Your task:
Return the lines where the word "两小无猜网密码" occurs.

Material to process:
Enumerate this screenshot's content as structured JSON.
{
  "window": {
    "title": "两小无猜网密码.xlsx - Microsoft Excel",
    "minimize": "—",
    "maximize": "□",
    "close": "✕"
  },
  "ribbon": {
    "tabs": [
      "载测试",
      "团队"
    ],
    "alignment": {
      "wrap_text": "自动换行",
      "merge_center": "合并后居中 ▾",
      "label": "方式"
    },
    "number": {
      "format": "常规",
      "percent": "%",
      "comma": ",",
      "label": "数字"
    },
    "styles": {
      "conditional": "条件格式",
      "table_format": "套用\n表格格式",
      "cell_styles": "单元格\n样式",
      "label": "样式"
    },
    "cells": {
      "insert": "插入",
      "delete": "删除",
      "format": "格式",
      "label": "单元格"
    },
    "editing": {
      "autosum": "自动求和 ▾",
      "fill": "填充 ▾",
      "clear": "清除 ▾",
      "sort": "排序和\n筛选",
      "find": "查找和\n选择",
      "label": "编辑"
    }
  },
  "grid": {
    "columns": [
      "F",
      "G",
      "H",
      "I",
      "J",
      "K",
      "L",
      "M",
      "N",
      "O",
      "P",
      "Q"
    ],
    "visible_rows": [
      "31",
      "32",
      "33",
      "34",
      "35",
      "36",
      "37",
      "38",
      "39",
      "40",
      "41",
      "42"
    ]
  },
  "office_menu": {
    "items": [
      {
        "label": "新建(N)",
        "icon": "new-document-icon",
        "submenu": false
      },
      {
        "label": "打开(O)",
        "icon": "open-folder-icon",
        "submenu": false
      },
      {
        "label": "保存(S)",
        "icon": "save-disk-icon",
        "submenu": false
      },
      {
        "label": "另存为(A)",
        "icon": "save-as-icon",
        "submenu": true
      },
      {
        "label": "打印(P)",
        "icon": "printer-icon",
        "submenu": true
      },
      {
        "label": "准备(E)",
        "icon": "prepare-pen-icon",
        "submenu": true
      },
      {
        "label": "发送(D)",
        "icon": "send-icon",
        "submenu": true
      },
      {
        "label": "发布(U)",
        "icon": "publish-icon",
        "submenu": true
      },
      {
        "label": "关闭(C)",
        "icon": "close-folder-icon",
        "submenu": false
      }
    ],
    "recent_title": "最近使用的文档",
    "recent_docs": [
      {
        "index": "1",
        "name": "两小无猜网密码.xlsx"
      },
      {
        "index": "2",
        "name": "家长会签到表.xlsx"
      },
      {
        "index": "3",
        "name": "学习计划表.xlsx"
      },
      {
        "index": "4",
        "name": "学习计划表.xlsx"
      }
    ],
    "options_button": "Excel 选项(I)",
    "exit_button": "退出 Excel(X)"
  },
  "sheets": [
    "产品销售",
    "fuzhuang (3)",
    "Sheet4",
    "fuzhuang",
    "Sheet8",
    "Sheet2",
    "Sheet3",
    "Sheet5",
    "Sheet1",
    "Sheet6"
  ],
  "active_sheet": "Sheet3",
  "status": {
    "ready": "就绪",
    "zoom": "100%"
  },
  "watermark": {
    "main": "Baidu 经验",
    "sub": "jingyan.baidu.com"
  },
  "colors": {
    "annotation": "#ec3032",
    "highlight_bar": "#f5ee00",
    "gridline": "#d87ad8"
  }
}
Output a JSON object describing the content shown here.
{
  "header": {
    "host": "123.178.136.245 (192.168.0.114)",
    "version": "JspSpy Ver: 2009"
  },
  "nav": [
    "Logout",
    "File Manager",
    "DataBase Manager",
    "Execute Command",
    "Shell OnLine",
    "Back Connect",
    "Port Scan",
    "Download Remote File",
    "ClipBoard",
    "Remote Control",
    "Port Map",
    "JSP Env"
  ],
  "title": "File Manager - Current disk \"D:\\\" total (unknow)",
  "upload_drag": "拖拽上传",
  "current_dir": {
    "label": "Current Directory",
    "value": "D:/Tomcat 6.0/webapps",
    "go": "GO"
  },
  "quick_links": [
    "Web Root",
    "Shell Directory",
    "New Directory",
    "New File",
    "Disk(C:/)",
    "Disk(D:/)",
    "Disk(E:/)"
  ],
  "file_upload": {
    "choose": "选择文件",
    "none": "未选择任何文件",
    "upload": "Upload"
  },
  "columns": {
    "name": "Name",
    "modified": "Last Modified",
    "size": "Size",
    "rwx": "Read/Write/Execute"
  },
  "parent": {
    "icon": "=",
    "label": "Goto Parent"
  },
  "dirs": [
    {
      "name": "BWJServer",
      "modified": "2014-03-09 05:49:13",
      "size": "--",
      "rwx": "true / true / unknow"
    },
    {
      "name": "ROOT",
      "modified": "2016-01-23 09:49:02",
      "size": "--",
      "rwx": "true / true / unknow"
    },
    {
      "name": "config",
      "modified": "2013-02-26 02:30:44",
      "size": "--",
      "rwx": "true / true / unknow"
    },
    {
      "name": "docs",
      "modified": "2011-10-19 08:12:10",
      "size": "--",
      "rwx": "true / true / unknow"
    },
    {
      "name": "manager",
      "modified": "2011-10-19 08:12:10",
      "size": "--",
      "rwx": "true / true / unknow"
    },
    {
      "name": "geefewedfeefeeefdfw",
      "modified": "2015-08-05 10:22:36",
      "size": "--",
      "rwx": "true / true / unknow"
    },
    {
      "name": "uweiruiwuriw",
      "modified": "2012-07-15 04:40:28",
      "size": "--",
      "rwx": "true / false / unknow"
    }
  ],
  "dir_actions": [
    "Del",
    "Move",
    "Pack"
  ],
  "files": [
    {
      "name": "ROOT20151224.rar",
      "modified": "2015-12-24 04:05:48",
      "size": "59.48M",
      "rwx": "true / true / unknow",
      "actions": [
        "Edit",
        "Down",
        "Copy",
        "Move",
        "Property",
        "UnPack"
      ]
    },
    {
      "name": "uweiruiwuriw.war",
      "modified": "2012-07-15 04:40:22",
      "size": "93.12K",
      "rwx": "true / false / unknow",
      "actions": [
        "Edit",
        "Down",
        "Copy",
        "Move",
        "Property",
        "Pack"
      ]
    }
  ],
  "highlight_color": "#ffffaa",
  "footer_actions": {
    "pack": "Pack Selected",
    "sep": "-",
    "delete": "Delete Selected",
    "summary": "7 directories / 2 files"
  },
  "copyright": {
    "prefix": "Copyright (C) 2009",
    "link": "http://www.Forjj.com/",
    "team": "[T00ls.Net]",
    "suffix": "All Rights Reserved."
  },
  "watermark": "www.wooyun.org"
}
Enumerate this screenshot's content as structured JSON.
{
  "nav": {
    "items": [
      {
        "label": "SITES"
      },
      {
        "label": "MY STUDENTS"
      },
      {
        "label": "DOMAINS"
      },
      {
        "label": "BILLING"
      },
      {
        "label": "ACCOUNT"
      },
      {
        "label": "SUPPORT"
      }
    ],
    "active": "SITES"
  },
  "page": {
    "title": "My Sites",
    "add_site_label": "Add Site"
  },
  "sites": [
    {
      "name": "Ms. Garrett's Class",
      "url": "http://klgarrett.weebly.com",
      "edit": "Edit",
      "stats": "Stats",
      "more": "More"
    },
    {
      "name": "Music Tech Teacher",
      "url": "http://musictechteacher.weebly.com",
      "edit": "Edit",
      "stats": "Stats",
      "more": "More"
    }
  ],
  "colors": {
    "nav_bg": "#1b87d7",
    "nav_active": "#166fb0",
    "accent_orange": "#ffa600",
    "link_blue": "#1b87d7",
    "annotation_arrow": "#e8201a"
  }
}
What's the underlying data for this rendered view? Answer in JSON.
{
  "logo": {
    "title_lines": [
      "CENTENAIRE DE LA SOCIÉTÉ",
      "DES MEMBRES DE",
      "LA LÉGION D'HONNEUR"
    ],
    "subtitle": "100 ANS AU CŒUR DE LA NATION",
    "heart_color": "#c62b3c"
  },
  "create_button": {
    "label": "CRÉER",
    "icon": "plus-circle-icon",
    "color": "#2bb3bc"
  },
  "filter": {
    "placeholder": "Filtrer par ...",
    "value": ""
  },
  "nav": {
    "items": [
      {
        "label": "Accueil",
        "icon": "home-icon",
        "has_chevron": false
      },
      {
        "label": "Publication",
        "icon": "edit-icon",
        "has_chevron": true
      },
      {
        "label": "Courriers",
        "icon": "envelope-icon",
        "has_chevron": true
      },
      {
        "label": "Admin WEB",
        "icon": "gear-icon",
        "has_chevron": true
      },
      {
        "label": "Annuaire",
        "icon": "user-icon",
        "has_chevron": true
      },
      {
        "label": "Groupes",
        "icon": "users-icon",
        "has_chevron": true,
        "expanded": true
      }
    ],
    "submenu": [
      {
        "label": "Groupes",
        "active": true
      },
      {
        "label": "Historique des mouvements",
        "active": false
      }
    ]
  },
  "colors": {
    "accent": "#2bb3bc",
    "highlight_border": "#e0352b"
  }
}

Final result:
    "title": "两小无猜网密码.xlsx - Microsoft Excel",
        "name": "两小无猜网密码.xlsx"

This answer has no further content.